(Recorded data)
*****

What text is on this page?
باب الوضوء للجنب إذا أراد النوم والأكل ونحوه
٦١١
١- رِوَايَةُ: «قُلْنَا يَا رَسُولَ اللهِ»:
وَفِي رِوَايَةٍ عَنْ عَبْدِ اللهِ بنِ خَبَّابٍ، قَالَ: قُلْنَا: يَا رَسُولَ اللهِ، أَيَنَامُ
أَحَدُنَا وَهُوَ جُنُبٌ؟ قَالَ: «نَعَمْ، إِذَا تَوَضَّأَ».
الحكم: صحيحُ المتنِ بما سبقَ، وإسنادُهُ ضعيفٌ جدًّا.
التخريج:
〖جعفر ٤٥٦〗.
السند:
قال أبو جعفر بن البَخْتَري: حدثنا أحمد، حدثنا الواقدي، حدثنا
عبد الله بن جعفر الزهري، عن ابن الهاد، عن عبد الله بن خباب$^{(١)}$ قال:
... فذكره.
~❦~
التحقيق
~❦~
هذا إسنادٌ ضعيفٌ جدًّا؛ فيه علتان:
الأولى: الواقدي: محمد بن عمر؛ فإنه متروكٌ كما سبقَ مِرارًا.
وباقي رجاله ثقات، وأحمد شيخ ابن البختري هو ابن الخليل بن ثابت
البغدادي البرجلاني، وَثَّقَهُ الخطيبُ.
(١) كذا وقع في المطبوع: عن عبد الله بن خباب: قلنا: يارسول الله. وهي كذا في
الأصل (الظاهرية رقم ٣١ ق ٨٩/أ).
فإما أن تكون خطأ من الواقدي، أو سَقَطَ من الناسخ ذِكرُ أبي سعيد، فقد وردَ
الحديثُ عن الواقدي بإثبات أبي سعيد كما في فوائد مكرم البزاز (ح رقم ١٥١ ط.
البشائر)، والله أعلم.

*****

TASK REQUIREMENTS: Retype the entries exactly, including every line.

TASK RESULT:
What text is on this page?
باب الوضوء للجنب إذا أراد النوم والأكل ونحوه
٦١١
١- رِوَايَةُ: «قُلْنَا يَا رَسُولَ اللهِ»:
وَفِي رِوَايَةٍ عَنْ عَبْدِ اللهِ بنِ خَبَّابٍ، قَالَ: قُلْنَا: يَا رَسُولَ اللهِ، أَيَنَامُ
أَحَدُنَا وَهُوَ جُنُبٌ؟ قَالَ: «نَعَمْ، إِذَا تَوَضَّأَ».
الحكم: صحيحُ المتنِ بما سبقَ، وإسنادُهُ ضعيفٌ جدًّا.
التخريج:
〖جعفر ٤٥٦〗.
السند:
قال أبو جعفر بن البَخْتَري: حدثنا أحمد، حدثنا الواقدي، حدثنا
عبد الله بن جعفر الزهري، عن ابن الهاد، عن عبد الله بن خباب$^{(١)}$ قال:
... فذكره.
~❦~
التحقيق
~❦~
هذا إسنادٌ ضعيفٌ جدًّا؛ فيه علتان:
الأولى: الواقدي: محمد بن عمر؛ فإنه متروكٌ كما سبقَ مِرارًا.
وباقي رجاله ثقات، وأحمد شيخ ابن البختري هو ابن الخليل بن ثابت
البغدادي البرجلاني، وَثَّقَهُ الخطيبُ.
(١) كذا وقع في المطبوع: عن عبد الله بن خباب: قلنا: يارسول الله. وهي كذا في
الأصل (الظاهرية رقم ٣١ ق ٨٩/أ).
فإما أن تكون خطأ من الواقدي، أو سَقَطَ من الناسخ ذِكرُ أبي سعيد، فقد وردَ
الحديثُ عن الواقدي بإثبات أبي سعيد كما في فوائد مكرم البزاز (ح رقم ١٥١ ط.
البشائر)، والله أعلم.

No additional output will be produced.